▶ **Task statement**
Across the entries, how many lines have the string "Entirely" in them? Reply with only a number.

▶ **The data**
◆ ◆ ◆ ◆ ◆

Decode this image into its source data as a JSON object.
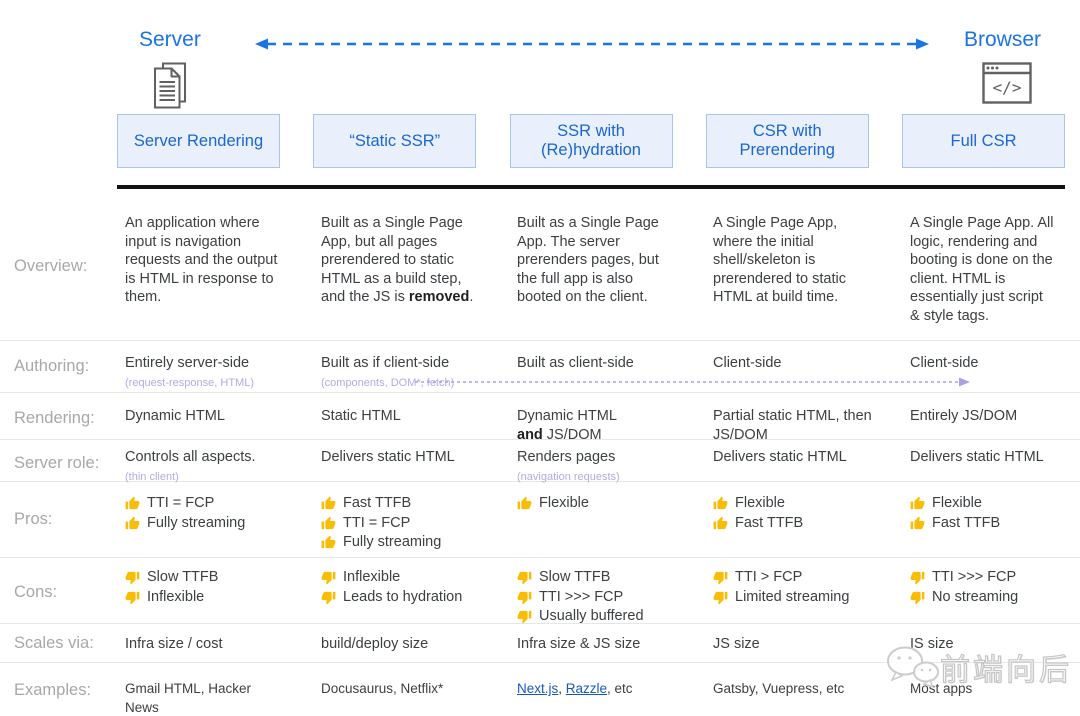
{
  "header": {
    "server_label": "Server",
    "browser_label": "Browser"
  },
  "columns": [
    {
      "label": "Server Rendering"
    },
    {
      "label": "“Static SSR”"
    },
    {
      "label": "SSR with (Re)hydration"
    },
    {
      "label": "CSR with Prerendering"
    },
    {
      "label": "Full CSR"
    }
  ],
  "table": {
    "rows": [
      {
        "id": "overview",
        "label": "Overview:",
        "cells": [
          {
            "segments": [
              {
                "t": "An application where input is navigation requests and the output is HTML in response to them."
              }
            ]
          },
          {
            "segments": [
              {
                "t": "Built as a Single Page App, but all pages prerendered to static HTML as a build step, and the JS is "
              },
              {
                "t": "removed",
                "b": true
              },
              {
                "t": "."
              }
            ]
          },
          {
            "segments": [
              {
                "t": "Built as a Single Page App. The server prerenders pages, but the full app is also booted on the client."
              }
            ]
          },
          {
            "segments": [
              {
                "t": "A Single Page App, where the initial shell/skeleton is prerendered to static HTML at build time."
              }
            ]
          },
          {
            "segments": [
              {
                "t": "A Single Page App. All logic, rendering and booting is done on the client. HTML is essentially just script & style tags."
              }
            ]
          }
        ]
      },
      {
        "id": "authoring",
        "label": "Authoring:",
        "cells": [
          {
            "segments": [
              {
                "t": "Entirely server-side"
              }
            ],
            "sub": "(request-response, HTML)"
          },
          {
            "segments": [
              {
                "t": "Built as if client-side"
              }
            ],
            "sub": "(components, DOM*, fetch)"
          },
          {
            "segments": [
              {
                "t": "Built as client-side"
              }
            ]
          },
          {
            "segments": [
              {
                "t": "Client-side"
              }
            ]
          },
          {
            "segments": [
              {
                "t": "Client-side"
              }
            ]
          }
        ]
      },
      {
        "id": "rendering",
        "label": "Rendering:",
        "cells": [
          {
            "segments": [
              {
                "t": "Dynamic HTML"
              }
            ]
          },
          {
            "segments": [
              {
                "t": "Static HTML"
              }
            ]
          },
          {
            "segments": [
              {
                "t": "Dynamic HTML"
              },
              {
                "br": true
              },
              {
                "t": "and",
                "b": true
              },
              {
                "t": " JS/DOM"
              }
            ]
          },
          {
            "segments": [
              {
                "t": "Partial static HTML, then JS/DOM"
              }
            ]
          },
          {
            "segments": [
              {
                "t": "Entirely JS/DOM"
              }
            ]
          }
        ]
      },
      {
        "id": "server-role",
        "label": "Server role:",
        "cells": [
          {
            "segments": [
              {
                "t": "Controls all aspects."
              }
            ],
            "sub": "(thin client)"
          },
          {
            "segments": [
              {
                "t": "Delivers static HTML"
              }
            ]
          },
          {
            "segments": [
              {
                "t": "Renders pages"
              }
            ],
            "sub": "(navigation requests)"
          },
          {
            "segments": [
              {
                "t": "Delivers static HTML"
              }
            ]
          },
          {
            "segments": [
              {
                "t": "Delivers static HTML"
              }
            ]
          }
        ]
      },
      {
        "id": "pros",
        "label": "Pros:",
        "icon": "thumb-up-icon",
        "cells": [
          {
            "items": [
              "TTI = FCP",
              "Fully streaming"
            ]
          },
          {
            "items": [
              "Fast TTFB",
              "TTI = FCP",
              "Fully streaming"
            ]
          },
          {
            "items": [
              "Flexible"
            ]
          },
          {
            "items": [
              "Flexible",
              "Fast TTFB"
            ]
          },
          {
            "items": [
              "Flexible",
              "Fast TTFB"
            ]
          }
        ]
      },
      {
        "id": "cons",
        "label": "Cons:",
        "icon": "thumb-down-icon",
        "cells": [
          {
            "items": [
              "Slow TTFB",
              "Inflexible"
            ]
          },
          {
            "items": [
              "Inflexible",
              "Leads to hydration"
            ]
          },
          {
            "items": [
              "Slow TTFB",
              "TTI >>> FCP",
              "Usually buffered"
            ]
          },
          {
            "items": [
              "TTI > FCP",
              "Limited streaming"
            ]
          },
          {
            "items": [
              "TTI >>> FCP",
              "No streaming"
            ]
          }
        ]
      },
      {
        "id": "scales-via",
        "label": "Scales via:",
        "cells": [
          {
            "segments": [
              {
                "t": "Infra size / cost"
              }
            ]
          },
          {
            "segments": [
              {
                "t": "build/deploy size"
              }
            ]
          },
          {
            "segments": [
              {
                "t": "Infra size & JS size"
              }
            ]
          },
          {
            "segments": [
              {
                "t": "JS size"
              }
            ]
          },
          {
            "segments": [
              {
                "t": "IS size"
              }
            ]
          }
        ]
      },
      {
        "id": "examples",
        "label": "Examples:",
        "cells": [
          {
            "segments": [
              {
                "t": "Gmail HTML, Hacker News"
              }
            ]
          },
          {
            "segments": [
              {
                "t": "Docusaurus, Netflix*"
              }
            ]
          },
          {
            "segments": [
              {
                "t": "Next.js",
                "link": true
              },
              {
                "t": ", "
              },
              {
                "t": "Razzle",
                "link": true
              },
              {
                "t": ", etc"
              }
            ]
          },
          {
            "segments": [
              {
                "t": "Gatsby, Vuepress, etc"
              }
            ]
          },
          {
            "segments": [
              {
                "t": "Most apps"
              }
            ]
          }
        ]
      }
    ]
  },
  "watermark": {
    "text": "前端向后"
  },
  "colors": {
    "accent_blue": "#1a73e8",
    "box_text_blue": "#1967d2",
    "box_bg": "#e9effb",
    "box_border": "#a9c4ee",
    "purple_annotation": "#b2abe4",
    "thumb_yellow": "#fbbc04",
    "link_blue": "#1659c4"
  }
}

◆ ◆ ◆ ◆ ◆

▶ **Task solution**
2